Working data:

========================================================================

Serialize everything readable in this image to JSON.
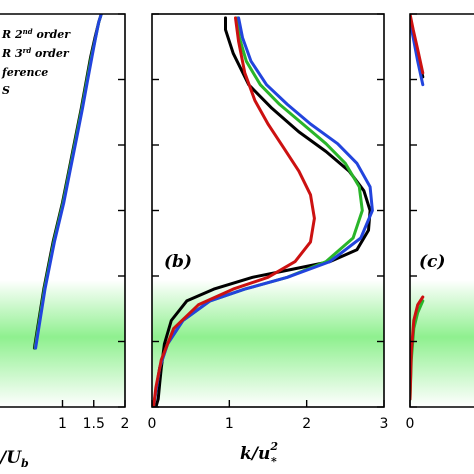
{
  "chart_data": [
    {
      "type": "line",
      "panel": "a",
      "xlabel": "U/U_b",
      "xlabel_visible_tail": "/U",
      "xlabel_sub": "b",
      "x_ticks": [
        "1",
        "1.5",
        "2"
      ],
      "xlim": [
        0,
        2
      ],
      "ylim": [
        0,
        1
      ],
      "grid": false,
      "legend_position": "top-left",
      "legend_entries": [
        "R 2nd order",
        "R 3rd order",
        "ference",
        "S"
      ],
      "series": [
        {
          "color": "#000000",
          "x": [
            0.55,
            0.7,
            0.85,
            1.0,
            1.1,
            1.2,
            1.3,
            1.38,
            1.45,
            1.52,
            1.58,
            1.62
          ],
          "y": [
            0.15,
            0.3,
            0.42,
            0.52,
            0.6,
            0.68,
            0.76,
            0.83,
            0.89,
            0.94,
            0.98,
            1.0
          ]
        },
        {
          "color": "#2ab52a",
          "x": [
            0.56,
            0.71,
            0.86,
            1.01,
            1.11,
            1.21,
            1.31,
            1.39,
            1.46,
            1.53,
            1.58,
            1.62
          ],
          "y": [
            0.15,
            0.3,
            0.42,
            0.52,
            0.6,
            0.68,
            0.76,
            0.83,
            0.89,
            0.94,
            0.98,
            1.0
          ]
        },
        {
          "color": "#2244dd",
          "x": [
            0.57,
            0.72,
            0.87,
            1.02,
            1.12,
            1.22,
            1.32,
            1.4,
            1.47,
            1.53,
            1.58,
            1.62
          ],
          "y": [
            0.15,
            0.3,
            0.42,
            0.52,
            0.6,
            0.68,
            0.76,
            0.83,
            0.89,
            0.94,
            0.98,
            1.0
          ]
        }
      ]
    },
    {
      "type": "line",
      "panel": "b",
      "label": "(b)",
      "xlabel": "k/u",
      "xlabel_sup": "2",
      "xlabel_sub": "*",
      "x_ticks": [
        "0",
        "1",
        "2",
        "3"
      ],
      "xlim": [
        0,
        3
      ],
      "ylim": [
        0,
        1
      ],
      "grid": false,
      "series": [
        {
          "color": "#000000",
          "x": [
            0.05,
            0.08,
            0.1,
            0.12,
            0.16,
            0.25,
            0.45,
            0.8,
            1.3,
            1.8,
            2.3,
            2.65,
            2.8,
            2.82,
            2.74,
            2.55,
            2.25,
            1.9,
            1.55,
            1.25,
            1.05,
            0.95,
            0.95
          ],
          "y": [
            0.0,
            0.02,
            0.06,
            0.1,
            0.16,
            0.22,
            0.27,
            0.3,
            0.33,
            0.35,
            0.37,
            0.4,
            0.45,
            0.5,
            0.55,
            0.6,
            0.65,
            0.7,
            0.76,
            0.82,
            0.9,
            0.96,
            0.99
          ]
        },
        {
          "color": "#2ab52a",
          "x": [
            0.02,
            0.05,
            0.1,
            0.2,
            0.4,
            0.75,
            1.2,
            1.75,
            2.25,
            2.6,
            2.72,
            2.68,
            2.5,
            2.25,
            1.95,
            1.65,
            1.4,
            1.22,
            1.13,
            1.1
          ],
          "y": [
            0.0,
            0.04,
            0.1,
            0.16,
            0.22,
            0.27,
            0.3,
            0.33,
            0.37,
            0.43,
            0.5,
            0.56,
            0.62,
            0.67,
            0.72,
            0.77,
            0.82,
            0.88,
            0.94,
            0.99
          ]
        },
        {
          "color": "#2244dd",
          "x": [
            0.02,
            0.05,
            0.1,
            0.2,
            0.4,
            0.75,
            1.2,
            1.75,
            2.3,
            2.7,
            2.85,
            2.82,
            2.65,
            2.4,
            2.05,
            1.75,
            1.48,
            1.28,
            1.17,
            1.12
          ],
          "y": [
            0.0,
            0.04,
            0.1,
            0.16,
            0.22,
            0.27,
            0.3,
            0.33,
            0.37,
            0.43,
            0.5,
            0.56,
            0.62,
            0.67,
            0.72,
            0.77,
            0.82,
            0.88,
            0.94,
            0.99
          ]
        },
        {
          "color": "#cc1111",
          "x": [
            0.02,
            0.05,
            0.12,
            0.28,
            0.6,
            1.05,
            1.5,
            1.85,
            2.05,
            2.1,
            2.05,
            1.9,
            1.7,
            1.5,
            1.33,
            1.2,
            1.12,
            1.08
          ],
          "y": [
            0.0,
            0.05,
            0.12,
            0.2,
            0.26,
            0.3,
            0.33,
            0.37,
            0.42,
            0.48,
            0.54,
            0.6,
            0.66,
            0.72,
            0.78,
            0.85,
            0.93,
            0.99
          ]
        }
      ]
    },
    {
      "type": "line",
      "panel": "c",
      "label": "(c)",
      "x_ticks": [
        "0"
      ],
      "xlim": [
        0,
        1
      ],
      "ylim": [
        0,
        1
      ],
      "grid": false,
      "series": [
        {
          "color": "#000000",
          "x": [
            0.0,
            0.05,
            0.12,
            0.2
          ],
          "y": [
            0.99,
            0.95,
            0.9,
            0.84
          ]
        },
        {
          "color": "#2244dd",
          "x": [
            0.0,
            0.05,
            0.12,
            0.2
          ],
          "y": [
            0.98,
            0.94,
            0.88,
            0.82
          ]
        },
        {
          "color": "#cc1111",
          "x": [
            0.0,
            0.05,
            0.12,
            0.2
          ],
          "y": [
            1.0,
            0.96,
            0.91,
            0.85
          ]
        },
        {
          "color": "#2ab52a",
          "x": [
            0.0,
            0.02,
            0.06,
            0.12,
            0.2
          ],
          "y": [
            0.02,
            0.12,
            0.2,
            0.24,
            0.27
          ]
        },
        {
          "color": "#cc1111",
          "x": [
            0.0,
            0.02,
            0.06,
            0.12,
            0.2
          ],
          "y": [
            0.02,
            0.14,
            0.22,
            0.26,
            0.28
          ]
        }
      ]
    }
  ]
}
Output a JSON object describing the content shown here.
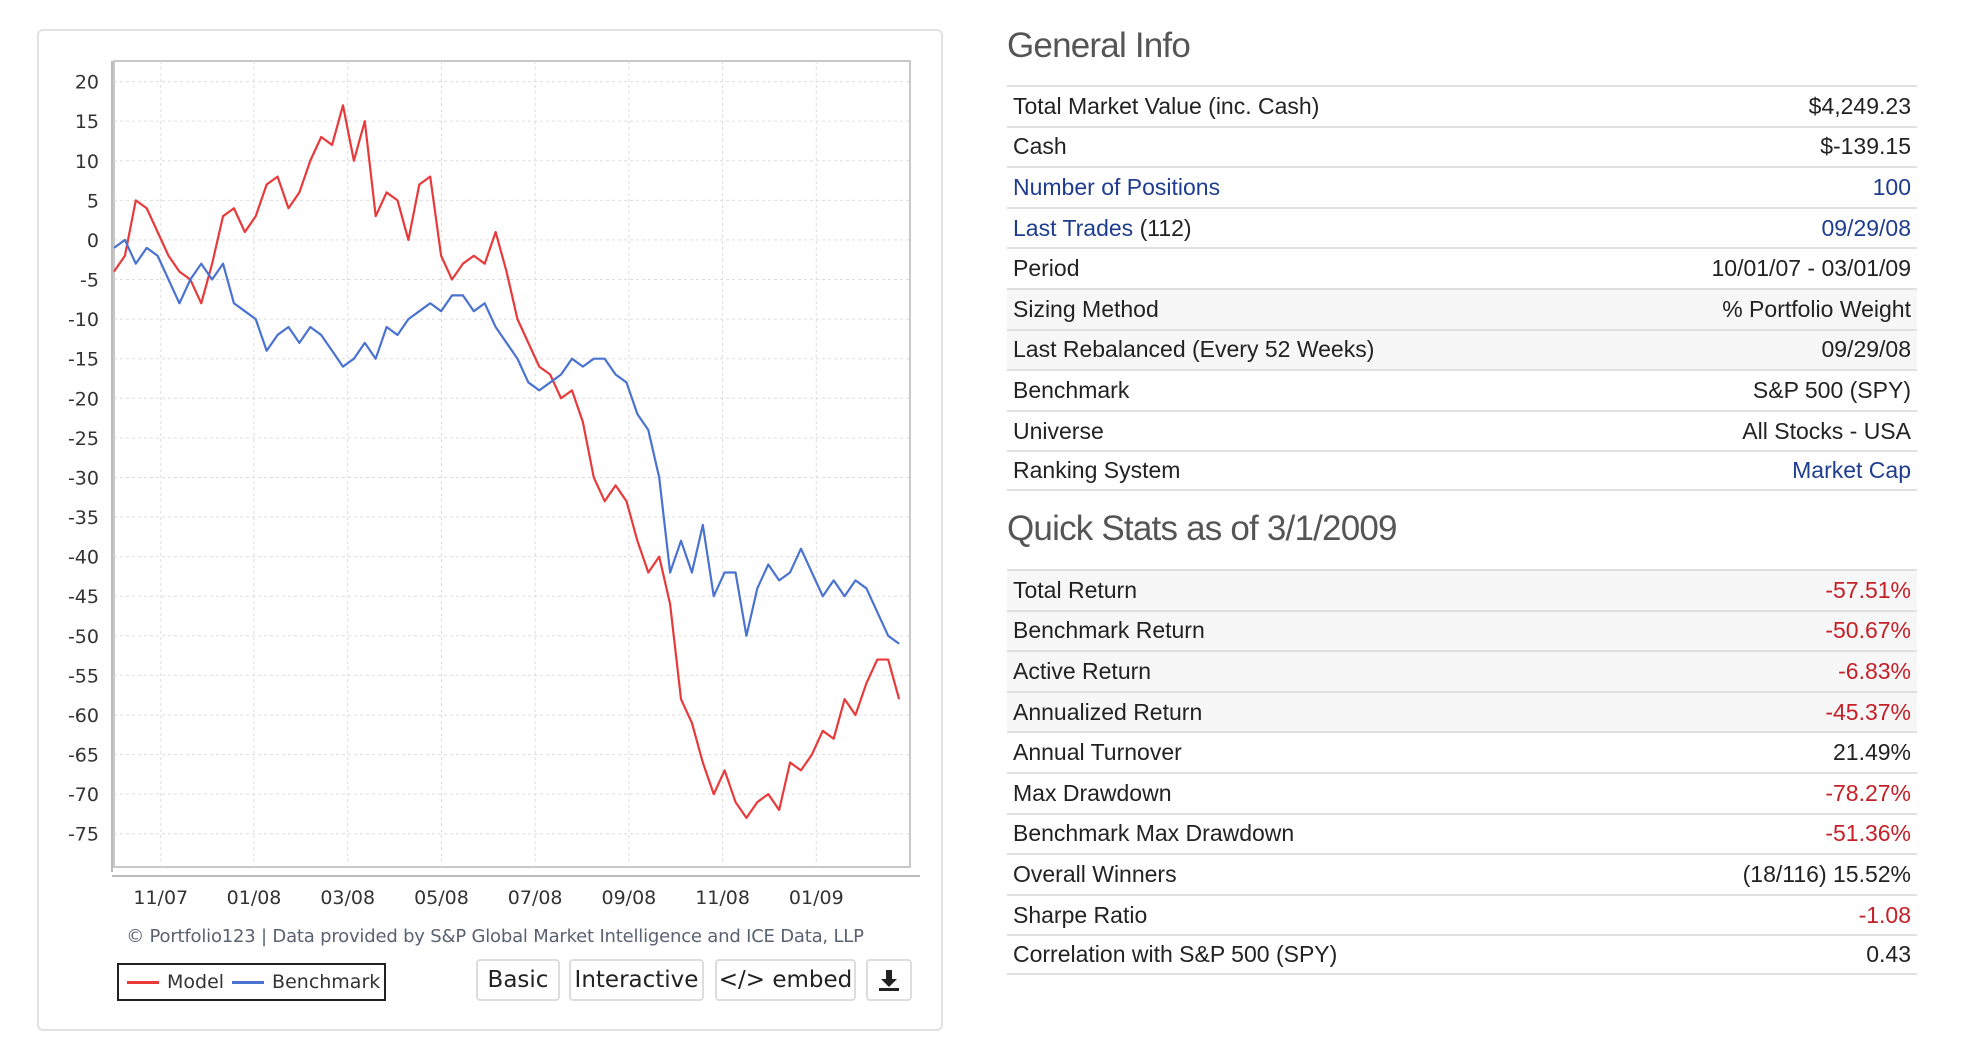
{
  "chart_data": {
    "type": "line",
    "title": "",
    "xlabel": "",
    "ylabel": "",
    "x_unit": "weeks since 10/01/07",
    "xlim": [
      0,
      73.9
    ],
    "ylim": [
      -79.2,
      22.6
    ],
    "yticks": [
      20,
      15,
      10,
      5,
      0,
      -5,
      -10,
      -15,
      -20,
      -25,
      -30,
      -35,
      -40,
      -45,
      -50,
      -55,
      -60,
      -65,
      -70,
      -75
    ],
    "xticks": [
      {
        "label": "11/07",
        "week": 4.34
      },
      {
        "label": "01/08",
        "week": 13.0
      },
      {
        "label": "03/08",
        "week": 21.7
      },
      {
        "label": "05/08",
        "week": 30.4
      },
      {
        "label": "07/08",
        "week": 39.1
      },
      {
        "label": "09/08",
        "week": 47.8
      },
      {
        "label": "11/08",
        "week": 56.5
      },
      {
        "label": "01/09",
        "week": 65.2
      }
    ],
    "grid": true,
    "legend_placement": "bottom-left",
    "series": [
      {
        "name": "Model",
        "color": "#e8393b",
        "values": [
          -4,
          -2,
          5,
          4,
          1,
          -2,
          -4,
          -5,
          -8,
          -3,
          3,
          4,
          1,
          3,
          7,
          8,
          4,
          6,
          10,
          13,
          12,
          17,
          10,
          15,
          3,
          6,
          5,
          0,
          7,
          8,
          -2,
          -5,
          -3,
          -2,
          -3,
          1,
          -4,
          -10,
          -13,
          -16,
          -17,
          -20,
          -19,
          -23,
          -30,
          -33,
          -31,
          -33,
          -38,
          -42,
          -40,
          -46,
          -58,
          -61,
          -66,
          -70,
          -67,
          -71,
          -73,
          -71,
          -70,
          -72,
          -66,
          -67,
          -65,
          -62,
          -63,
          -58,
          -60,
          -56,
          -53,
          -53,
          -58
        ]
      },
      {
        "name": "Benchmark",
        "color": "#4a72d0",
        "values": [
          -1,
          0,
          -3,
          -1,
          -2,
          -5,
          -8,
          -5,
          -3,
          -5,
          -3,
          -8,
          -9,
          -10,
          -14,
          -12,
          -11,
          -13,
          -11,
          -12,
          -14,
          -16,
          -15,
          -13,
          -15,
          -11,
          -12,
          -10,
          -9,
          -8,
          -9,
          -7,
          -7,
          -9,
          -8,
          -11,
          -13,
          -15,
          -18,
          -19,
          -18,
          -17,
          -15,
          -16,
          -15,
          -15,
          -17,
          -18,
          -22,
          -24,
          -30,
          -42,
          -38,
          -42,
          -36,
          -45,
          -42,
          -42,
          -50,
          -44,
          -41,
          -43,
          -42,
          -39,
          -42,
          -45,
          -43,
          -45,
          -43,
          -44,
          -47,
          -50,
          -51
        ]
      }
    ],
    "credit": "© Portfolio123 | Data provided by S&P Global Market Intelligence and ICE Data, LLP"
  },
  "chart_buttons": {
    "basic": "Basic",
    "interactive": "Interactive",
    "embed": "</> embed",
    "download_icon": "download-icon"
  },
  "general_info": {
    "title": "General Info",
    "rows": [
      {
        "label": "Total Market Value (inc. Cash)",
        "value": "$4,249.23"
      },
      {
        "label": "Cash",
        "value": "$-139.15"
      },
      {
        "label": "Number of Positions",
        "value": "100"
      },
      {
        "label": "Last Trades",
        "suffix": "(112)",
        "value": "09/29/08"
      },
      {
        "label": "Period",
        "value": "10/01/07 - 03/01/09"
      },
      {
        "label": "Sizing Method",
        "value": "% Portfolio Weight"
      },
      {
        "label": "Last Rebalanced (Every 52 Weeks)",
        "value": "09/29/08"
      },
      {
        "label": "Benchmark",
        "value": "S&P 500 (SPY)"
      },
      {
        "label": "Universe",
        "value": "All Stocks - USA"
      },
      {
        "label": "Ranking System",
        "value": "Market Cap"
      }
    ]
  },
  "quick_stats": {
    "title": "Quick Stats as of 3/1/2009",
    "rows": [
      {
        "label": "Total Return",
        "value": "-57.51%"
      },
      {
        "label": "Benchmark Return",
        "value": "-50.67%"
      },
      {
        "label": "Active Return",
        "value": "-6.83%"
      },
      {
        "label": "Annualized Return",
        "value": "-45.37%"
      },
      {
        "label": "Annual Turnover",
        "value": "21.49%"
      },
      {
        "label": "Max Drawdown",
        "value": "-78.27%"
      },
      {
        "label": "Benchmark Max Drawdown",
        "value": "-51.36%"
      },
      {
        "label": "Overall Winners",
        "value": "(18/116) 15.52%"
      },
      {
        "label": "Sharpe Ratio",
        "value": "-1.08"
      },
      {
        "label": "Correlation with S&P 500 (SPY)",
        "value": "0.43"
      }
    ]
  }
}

========================================================================

Task directions: Copy every line above that includes the string "left".

Complete answer:
      "legend_position": "top-left",
    "legend_placement": "bottom-left",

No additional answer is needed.